Dataset listings of figures:

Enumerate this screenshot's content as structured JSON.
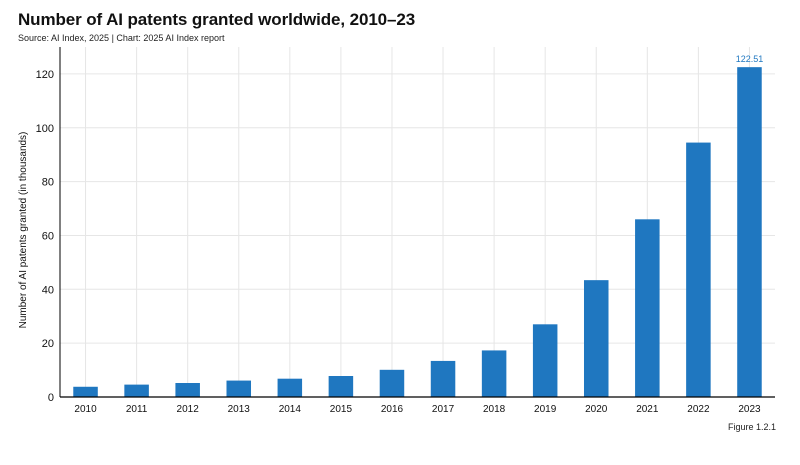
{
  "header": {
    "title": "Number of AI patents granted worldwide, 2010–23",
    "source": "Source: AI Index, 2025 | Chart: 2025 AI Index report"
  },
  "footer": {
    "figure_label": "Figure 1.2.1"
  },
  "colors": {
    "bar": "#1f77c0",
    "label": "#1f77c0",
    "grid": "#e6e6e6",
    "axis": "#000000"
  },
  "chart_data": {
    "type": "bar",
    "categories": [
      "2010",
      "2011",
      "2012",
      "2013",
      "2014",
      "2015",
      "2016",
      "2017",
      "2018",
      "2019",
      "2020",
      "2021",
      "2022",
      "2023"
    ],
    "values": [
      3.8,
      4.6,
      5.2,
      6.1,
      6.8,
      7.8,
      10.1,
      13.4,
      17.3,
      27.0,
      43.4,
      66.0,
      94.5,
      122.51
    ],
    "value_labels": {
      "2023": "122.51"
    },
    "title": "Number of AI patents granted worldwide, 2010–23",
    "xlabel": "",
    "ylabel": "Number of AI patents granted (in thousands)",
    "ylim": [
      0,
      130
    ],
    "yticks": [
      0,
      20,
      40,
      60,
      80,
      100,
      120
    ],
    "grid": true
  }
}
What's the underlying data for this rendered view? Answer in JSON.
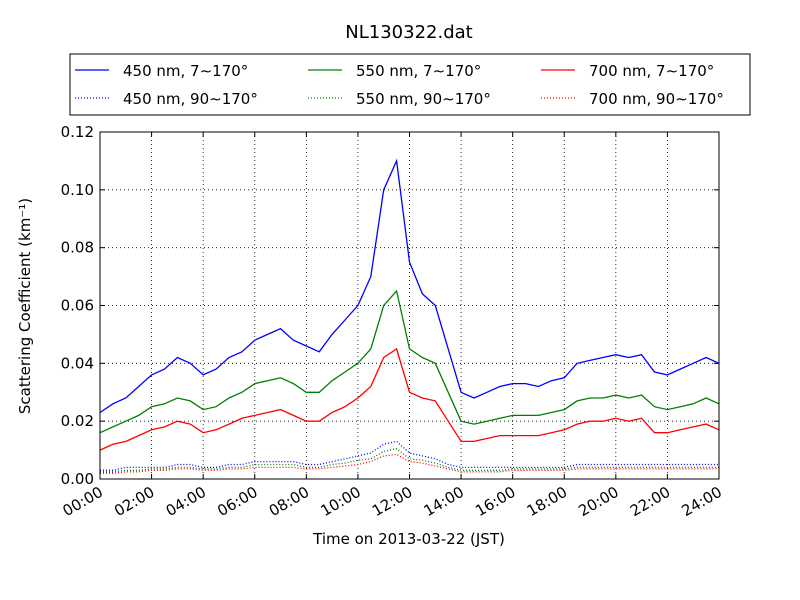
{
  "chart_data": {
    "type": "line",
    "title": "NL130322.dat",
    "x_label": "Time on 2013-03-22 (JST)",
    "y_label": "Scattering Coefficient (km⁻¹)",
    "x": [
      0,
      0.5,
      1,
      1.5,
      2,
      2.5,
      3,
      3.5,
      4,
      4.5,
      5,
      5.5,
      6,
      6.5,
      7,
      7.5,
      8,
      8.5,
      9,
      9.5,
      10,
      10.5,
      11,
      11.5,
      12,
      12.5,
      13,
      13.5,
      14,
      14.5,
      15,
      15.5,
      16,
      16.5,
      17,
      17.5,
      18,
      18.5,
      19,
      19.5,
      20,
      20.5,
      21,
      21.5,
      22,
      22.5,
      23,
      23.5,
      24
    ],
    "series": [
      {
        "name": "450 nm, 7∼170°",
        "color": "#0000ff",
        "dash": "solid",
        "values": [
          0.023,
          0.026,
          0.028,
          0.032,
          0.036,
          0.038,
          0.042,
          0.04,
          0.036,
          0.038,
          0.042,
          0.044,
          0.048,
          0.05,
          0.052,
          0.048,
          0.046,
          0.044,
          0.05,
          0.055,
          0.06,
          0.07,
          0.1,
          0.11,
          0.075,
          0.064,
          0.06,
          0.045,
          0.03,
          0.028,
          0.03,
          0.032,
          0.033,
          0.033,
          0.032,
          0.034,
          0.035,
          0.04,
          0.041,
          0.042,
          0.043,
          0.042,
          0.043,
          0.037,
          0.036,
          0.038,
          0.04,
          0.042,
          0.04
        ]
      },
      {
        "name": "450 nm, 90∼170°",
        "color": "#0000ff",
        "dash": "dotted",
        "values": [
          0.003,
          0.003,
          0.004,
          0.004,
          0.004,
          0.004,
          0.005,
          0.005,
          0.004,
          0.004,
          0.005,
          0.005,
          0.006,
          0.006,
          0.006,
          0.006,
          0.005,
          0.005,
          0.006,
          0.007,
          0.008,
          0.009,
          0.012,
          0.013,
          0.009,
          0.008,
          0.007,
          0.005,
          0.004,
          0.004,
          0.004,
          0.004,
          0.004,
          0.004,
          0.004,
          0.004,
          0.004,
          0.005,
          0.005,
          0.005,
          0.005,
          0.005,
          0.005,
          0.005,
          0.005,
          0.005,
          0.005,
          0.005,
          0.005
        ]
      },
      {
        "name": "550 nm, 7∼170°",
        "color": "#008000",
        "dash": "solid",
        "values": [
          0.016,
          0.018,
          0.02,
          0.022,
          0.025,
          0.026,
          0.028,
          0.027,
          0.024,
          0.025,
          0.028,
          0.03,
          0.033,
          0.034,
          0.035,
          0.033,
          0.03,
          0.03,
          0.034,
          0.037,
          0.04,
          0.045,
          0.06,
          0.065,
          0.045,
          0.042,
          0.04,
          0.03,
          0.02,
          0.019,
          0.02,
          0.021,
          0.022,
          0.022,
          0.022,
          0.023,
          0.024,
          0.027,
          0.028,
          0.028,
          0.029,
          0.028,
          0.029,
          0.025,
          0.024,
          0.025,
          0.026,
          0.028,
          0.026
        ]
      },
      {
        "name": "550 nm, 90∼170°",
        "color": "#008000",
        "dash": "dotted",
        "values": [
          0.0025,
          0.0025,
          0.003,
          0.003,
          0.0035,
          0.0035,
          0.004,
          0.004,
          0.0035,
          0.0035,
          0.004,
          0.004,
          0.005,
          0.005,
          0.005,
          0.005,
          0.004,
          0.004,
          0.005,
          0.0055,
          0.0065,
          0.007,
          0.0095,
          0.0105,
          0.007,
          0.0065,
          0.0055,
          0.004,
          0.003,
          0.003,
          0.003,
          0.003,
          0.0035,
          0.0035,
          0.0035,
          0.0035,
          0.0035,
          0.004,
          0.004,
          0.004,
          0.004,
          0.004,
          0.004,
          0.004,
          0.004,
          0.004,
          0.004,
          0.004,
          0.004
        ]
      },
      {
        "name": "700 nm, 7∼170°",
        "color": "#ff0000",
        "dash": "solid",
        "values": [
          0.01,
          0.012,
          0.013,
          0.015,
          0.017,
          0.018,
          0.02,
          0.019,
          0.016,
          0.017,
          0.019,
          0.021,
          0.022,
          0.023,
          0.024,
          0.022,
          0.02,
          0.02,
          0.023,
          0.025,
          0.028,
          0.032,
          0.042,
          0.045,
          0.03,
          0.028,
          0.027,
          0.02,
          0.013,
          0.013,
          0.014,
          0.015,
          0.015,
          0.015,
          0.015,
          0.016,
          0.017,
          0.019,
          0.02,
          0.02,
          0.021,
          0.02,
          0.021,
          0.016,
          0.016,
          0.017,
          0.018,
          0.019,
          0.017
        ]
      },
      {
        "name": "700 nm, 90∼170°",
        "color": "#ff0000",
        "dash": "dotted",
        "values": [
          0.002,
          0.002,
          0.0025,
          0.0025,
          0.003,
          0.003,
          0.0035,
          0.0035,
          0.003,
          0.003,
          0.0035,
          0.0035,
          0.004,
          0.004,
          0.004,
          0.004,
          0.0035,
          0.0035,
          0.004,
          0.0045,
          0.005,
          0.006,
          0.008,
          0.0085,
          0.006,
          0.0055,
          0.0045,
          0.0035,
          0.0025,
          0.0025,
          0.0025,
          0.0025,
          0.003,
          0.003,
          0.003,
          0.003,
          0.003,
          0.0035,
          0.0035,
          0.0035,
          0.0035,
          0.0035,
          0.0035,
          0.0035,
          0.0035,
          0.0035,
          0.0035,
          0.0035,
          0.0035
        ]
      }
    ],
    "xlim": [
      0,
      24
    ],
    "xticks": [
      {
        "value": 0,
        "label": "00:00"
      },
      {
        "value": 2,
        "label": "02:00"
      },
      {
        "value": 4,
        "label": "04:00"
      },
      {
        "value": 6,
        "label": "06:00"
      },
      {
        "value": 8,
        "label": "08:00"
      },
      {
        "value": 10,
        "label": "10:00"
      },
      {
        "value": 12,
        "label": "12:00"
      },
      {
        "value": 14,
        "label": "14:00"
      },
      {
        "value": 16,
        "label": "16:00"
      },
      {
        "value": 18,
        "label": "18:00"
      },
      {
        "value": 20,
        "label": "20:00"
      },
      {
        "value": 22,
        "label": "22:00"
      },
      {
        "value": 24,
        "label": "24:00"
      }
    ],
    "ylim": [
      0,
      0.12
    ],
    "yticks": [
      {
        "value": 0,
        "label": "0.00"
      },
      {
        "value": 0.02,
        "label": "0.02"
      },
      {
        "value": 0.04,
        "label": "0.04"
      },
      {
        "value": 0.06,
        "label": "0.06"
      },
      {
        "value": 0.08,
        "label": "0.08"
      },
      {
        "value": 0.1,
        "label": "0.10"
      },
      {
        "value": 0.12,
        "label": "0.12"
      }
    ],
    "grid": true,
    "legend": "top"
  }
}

---

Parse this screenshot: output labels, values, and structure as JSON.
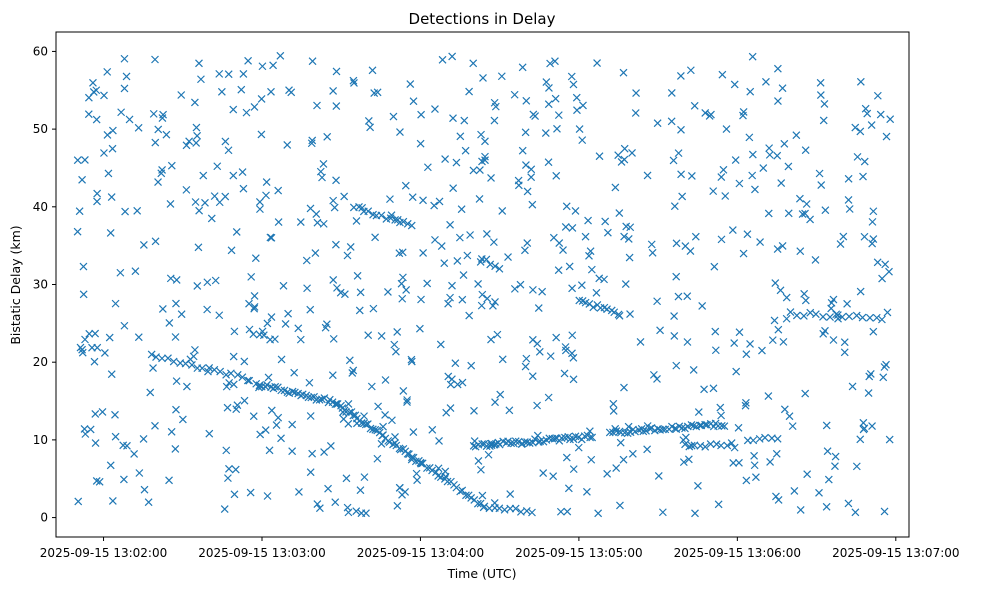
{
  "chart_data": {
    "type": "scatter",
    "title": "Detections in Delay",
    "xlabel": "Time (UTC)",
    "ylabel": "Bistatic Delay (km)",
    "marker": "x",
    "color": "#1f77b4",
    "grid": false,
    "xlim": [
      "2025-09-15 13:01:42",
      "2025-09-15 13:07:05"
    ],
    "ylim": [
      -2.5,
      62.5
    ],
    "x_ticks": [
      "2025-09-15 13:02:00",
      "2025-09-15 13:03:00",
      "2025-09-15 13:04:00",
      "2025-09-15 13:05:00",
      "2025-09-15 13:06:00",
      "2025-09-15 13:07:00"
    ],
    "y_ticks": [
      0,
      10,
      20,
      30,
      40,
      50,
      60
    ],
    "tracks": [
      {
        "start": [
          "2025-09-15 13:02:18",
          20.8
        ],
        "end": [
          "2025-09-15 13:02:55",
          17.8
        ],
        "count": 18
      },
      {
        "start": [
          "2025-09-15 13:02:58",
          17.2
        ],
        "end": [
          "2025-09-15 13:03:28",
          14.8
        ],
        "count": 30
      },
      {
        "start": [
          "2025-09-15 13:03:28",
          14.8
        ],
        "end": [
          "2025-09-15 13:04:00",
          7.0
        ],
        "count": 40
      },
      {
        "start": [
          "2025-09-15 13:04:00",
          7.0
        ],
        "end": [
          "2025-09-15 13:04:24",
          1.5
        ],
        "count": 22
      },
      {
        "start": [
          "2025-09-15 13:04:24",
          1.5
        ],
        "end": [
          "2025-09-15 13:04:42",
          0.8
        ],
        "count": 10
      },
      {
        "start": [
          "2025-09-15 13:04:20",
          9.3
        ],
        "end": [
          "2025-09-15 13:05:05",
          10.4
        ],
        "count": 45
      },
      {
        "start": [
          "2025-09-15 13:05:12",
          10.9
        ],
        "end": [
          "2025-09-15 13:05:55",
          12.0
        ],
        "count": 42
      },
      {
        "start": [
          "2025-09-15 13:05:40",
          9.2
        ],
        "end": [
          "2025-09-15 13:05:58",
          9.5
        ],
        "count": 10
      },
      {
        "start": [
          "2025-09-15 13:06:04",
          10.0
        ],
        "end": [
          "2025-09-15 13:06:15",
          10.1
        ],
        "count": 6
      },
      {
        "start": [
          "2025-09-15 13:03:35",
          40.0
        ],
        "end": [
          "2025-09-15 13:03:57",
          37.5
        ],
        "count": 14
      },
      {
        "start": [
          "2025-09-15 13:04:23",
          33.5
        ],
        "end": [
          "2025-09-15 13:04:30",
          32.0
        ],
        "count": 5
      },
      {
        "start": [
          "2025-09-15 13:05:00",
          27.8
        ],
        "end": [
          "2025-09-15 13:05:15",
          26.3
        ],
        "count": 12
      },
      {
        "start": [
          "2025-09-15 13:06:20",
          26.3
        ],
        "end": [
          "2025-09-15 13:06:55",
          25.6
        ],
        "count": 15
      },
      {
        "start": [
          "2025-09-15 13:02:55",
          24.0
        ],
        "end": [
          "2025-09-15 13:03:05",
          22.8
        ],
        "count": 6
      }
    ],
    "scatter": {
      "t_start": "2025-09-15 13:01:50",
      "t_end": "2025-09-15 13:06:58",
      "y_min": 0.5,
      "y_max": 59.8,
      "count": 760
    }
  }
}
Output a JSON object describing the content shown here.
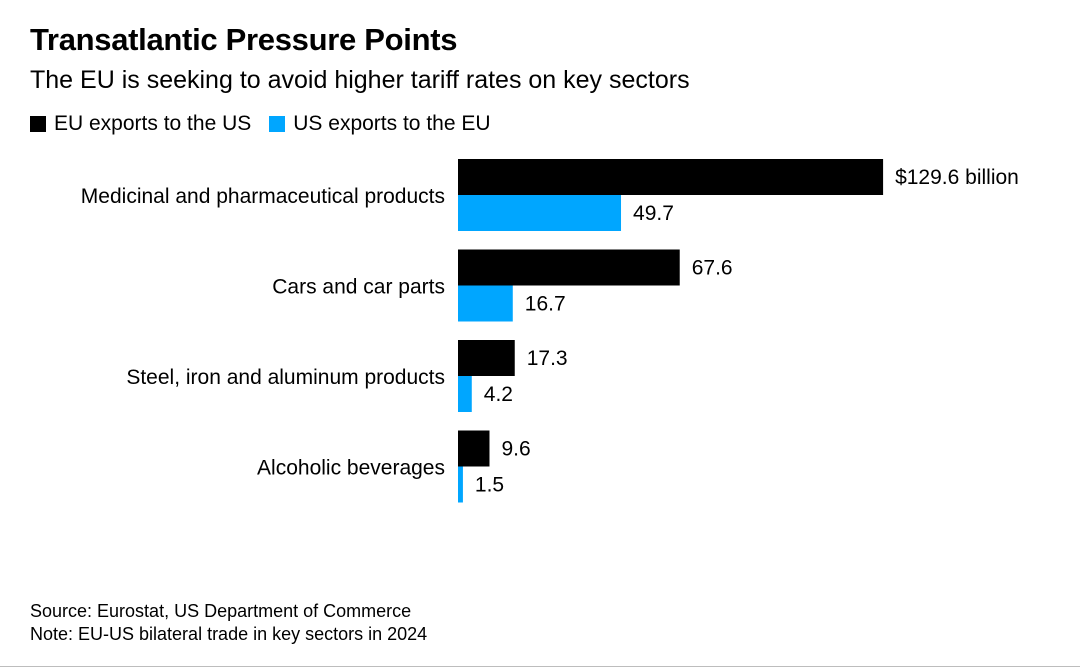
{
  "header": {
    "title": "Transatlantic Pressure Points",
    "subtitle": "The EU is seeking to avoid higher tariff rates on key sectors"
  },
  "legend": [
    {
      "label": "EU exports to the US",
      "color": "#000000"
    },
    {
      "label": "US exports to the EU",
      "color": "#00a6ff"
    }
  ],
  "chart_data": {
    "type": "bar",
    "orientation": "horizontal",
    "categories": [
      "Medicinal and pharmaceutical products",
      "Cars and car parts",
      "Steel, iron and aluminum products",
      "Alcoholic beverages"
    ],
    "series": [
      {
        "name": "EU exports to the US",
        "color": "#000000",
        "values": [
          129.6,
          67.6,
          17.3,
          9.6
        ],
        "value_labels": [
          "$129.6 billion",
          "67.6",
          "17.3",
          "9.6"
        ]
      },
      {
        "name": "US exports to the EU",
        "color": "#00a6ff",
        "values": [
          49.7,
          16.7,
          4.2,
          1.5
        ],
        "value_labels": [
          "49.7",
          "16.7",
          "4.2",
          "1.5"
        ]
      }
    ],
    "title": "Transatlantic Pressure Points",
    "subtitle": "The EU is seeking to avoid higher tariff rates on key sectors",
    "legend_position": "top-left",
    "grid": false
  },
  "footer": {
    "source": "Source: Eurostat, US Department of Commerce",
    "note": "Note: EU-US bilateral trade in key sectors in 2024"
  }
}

§ STATED TASK
Above are the records; copy every line in them that holds the word "type".

§ THE SOLUTION
    "type": "bar",
    "type": "line",
    "type": "scatter",
    "type": "bar",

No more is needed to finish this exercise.